**Instructions to follow**
Print the data exactly as it is given, please.

**Material**

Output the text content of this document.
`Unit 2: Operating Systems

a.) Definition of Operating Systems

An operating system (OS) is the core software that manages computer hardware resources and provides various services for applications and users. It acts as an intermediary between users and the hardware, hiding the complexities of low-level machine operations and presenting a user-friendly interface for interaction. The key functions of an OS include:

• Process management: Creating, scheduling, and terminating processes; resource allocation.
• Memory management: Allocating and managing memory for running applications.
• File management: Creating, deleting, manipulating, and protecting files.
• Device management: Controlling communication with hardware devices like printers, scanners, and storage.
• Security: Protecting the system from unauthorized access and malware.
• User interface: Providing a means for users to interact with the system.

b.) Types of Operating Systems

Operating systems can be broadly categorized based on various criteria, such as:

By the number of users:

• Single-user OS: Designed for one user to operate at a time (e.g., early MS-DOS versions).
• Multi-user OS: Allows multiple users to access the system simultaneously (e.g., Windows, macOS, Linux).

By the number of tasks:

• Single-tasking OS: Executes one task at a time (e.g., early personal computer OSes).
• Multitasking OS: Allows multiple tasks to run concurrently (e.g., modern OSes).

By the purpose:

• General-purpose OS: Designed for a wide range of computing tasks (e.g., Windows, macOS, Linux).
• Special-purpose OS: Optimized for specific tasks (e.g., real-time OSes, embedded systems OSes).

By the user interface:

**Written reply**
Output the text content of this document.
`Unit 2: Operating Systems

a.) Definition of Operating Systems

An operating system (OS) is the core software that manages computer hardware resources and provides various services for applications and users. It acts as an intermediary between users and the hardware, hiding the complexities of low-level machine operations and presenting a user-friendly interface for interaction. The key functions of an OS include:

• Process management: Creating, scheduling, and terminating processes; resource allocation.
• Memory management: Allocating and managing memory for running applications.
• File management: Creating, deleting, manipulating, and protecting files.
• Device management: Controlling communication with hardware devices like printers, scanners, and storage.
• Security: Protecting the system from unauthorized access and malware.
• User interface: Providing a means for users to interact with the system.

b.) Types of Operating Systems

Operating systems can be broadly categorized based on various criteria, such as:

By the number of users:

• Single-user OS: Designed for one user to operate at a time (e.g., early MS-DOS versions).
• Multi-user OS: Allows multiple users to access the system simultaneously (e.g., Windows, macOS, Linux).

By the number of tasks:

• Single-tasking OS: Executes one task at a time (e.g., early personal computer OSes).
• Multitasking OS: Allows multiple tasks to run concurrently (e.g., modern OSes).

By the purpose:

• General-purpose OS: Designed for a wide range of computing tasks (e.g., Windows, macOS, Linux).
• Special-purpose OS: Optimized for specific tasks (e.g., real-time OSes, embedded systems OSes).

By the user interface:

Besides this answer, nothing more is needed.